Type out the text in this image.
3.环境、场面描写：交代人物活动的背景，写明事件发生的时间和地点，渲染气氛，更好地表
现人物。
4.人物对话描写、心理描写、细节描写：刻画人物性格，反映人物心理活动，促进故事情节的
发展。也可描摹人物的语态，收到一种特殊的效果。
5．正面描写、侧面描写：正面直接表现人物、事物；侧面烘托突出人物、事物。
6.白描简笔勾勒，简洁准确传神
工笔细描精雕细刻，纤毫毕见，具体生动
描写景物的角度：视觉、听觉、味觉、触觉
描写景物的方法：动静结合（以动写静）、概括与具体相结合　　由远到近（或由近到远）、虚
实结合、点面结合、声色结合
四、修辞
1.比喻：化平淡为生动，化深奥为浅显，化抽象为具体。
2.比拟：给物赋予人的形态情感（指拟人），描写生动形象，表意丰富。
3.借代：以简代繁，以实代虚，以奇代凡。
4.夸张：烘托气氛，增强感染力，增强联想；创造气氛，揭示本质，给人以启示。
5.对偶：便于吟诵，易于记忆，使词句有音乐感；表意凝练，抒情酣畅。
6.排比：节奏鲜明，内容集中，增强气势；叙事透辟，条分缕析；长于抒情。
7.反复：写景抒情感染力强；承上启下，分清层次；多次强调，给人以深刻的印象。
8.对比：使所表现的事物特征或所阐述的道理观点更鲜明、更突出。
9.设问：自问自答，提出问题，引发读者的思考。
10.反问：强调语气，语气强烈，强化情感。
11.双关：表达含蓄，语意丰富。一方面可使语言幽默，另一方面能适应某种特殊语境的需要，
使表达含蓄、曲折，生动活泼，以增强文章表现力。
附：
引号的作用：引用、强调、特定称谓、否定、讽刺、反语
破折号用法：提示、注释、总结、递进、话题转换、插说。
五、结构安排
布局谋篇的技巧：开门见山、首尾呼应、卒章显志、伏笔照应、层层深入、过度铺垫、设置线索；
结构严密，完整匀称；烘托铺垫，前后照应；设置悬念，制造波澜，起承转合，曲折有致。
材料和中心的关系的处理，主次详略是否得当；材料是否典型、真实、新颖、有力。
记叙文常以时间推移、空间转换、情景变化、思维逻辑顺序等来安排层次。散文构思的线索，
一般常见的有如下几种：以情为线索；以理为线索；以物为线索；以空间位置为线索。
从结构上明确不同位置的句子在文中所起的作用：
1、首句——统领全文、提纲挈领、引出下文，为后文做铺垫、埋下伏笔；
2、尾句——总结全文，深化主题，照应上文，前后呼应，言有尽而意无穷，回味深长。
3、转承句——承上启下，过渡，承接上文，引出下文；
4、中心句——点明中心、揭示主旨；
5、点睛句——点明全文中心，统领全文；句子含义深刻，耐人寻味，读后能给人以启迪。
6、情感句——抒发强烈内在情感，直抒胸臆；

◇ ◇ ◇ ◇

**OBJECTIVE:**
All of the records must be retyped exactly as they are.

**OUTPUT:**
Type out the text in this image.
3.环境、场面描写：交代人物活动的背景，写明事件发生的时间和地点，渲染气氛，更好地表
现人物。
4.人物对话描写、心理描写、细节描写：刻画人物性格，反映人物心理活动，促进故事情节的
发展。也可描摹人物的语态，收到一种特殊的效果。
5．正面描写、侧面描写：正面直接表现人物、事物；侧面烘托突出人物、事物。
6.白描简笔勾勒，简洁准确传神
工笔细描精雕细刻，纤毫毕见，具体生动
描写景物的角度：视觉、听觉、味觉、触觉
描写景物的方法：动静结合（以动写静）、概括与具体相结合　　由远到近（或由近到远）、虚
实结合、点面结合、声色结合
四、修辞
1.比喻：化平淡为生动，化深奥为浅显，化抽象为具体。
2.比拟：给物赋予人的形态情感（指拟人），描写生动形象，表意丰富。
3.借代：以简代繁，以实代虚，以奇代凡。
4.夸张：烘托气氛，增强感染力，增强联想；创造气氛，揭示本质，给人以启示。
5.对偶：便于吟诵，易于记忆，使词句有音乐感；表意凝练，抒情酣畅。
6.排比：节奏鲜明，内容集中，增强气势；叙事透辟，条分缕析；长于抒情。
7.反复：写景抒情感染力强；承上启下，分清层次；多次强调，给人以深刻的印象。
8.对比：使所表现的事物特征或所阐述的道理观点更鲜明、更突出。
9.设问：自问自答，提出问题，引发读者的思考。
10.反问：强调语气，语气强烈，强化情感。
11.双关：表达含蓄，语意丰富。一方面可使语言幽默，另一方面能适应某种特殊语境的需要，
使表达含蓄、曲折，生动活泼，以增强文章表现力。
附：
引号的作用：引用、强调、特定称谓、否定、讽刺、反语
破折号用法：提示、注释、总结、递进、话题转换、插说。
五、结构安排
布局谋篇的技巧：开门见山、首尾呼应、卒章显志、伏笔照应、层层深入、过度铺垫、设置线索；
结构严密，完整匀称；烘托铺垫，前后照应；设置悬念，制造波澜，起承转合，曲折有致。
材料和中心的关系的处理，主次详略是否得当；材料是否典型、真实、新颖、有力。
记叙文常以时间推移、空间转换、情景变化、思维逻辑顺序等来安排层次。散文构思的线索，
一般常见的有如下几种：以情为线索；以理为线索；以物为线索；以空间位置为线索。
从结构上明确不同位置的句子在文中所起的作用：
1、首句——统领全文、提纲挈领、引出下文，为后文做铺垫、埋下伏笔；
2、尾句——总结全文，深化主题，照应上文，前后呼应，言有尽而意无穷，回味深长。
3、转承句——承上启下，过渡，承接上文，引出下文；
4、中心句——点明中心、揭示主旨；
5、点睛句——点明全文中心，统领全文；句子含义深刻，耐人寻味，读后能给人以启迪。
6、情感句——抒发强烈内在情感，直抒胸臆；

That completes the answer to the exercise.